◆ Brief
Find all lines in the listing that include the word "marker", then copy them.

◆ Data supplied
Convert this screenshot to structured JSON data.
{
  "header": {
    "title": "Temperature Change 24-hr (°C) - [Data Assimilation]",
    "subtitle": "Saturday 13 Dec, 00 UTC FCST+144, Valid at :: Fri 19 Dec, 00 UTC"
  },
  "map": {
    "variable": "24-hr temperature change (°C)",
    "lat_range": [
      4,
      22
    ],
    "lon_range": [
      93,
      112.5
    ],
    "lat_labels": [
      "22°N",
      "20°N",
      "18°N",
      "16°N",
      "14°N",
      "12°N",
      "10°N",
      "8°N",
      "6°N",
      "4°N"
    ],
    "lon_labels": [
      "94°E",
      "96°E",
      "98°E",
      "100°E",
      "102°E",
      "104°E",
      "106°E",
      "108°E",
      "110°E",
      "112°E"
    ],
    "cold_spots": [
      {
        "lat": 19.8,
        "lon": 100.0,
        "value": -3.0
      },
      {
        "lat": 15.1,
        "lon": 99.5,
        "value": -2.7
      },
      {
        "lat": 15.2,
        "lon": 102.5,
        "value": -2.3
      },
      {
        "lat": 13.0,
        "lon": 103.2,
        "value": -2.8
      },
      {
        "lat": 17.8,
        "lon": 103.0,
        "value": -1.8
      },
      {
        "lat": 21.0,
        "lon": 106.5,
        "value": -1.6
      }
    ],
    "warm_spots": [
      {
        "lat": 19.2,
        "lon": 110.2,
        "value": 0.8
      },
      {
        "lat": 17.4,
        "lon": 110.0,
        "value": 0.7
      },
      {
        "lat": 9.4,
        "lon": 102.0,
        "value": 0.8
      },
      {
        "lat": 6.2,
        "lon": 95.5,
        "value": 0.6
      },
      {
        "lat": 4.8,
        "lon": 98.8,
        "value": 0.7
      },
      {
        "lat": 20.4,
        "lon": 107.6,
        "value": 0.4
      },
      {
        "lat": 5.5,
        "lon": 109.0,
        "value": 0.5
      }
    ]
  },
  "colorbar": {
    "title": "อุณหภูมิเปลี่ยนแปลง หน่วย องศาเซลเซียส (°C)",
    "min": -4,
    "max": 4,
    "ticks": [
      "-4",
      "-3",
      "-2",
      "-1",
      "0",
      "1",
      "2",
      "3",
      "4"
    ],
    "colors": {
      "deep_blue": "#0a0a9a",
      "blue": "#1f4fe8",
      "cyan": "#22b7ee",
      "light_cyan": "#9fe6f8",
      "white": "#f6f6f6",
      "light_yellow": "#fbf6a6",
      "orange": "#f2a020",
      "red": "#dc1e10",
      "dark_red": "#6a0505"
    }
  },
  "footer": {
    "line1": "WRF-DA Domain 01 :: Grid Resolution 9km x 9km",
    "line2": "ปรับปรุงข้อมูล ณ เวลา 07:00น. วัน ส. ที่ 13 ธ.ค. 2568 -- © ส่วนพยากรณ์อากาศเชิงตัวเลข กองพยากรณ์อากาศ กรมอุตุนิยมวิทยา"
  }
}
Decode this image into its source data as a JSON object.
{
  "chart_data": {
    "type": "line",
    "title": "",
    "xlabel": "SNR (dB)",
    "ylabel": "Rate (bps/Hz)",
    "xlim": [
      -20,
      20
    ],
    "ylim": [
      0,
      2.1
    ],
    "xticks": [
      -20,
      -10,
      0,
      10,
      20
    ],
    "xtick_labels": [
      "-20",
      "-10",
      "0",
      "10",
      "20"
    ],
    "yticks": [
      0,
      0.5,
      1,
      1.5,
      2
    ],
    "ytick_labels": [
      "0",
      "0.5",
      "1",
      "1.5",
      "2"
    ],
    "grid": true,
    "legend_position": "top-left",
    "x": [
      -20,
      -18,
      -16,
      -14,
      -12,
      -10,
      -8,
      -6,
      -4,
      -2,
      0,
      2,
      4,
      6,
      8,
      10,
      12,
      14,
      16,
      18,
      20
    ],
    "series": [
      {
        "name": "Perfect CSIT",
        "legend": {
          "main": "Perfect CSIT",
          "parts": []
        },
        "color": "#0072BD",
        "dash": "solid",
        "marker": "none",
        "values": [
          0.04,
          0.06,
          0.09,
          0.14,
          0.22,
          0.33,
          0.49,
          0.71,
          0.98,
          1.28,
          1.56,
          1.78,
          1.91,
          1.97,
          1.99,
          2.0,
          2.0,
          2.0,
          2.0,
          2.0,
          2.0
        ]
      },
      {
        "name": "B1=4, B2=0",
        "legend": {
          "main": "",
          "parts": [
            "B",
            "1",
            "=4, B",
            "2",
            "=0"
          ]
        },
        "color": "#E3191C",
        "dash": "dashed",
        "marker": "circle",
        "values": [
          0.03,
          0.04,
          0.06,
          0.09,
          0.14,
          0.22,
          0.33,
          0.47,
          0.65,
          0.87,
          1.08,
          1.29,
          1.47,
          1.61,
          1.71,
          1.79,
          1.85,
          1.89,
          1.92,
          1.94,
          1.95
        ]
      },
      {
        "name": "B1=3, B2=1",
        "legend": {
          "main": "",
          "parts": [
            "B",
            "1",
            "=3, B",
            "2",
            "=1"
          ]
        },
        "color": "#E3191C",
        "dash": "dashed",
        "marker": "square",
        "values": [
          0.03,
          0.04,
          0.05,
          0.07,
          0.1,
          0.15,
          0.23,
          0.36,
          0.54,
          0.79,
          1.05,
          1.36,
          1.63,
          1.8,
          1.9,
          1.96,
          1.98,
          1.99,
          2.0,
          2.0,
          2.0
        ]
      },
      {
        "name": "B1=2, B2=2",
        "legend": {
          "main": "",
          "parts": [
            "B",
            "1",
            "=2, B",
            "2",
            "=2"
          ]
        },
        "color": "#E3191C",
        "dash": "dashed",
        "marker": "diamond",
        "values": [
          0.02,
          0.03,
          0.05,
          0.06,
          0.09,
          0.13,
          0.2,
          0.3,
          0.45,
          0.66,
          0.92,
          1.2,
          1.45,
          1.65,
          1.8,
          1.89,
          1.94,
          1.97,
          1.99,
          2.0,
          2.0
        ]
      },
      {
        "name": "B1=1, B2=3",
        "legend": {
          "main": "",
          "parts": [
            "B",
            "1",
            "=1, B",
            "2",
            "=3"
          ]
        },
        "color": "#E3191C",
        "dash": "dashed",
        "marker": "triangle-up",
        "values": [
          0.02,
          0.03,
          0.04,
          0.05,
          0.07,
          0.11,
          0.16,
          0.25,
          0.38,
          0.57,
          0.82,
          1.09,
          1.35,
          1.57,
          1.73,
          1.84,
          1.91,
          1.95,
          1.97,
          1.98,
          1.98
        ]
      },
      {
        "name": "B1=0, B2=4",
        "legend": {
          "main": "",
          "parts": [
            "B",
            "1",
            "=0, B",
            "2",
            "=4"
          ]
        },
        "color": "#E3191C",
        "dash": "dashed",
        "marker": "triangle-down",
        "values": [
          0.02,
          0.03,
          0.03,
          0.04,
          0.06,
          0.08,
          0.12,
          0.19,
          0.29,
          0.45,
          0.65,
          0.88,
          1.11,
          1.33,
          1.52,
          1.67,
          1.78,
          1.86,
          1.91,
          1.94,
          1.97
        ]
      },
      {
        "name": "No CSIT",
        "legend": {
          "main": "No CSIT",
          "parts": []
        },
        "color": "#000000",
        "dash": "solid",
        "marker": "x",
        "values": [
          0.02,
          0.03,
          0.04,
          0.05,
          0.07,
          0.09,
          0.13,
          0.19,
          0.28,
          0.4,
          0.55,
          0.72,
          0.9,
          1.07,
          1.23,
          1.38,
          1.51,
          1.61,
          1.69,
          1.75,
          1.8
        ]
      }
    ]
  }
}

◆ Result of the task
        "marker": "none",
        "marker": "circle",
        "marker": "square",
        "marker": "diamond",
        "marker": "triangle-up",
        "marker": "triangle-down",
        "marker": "x",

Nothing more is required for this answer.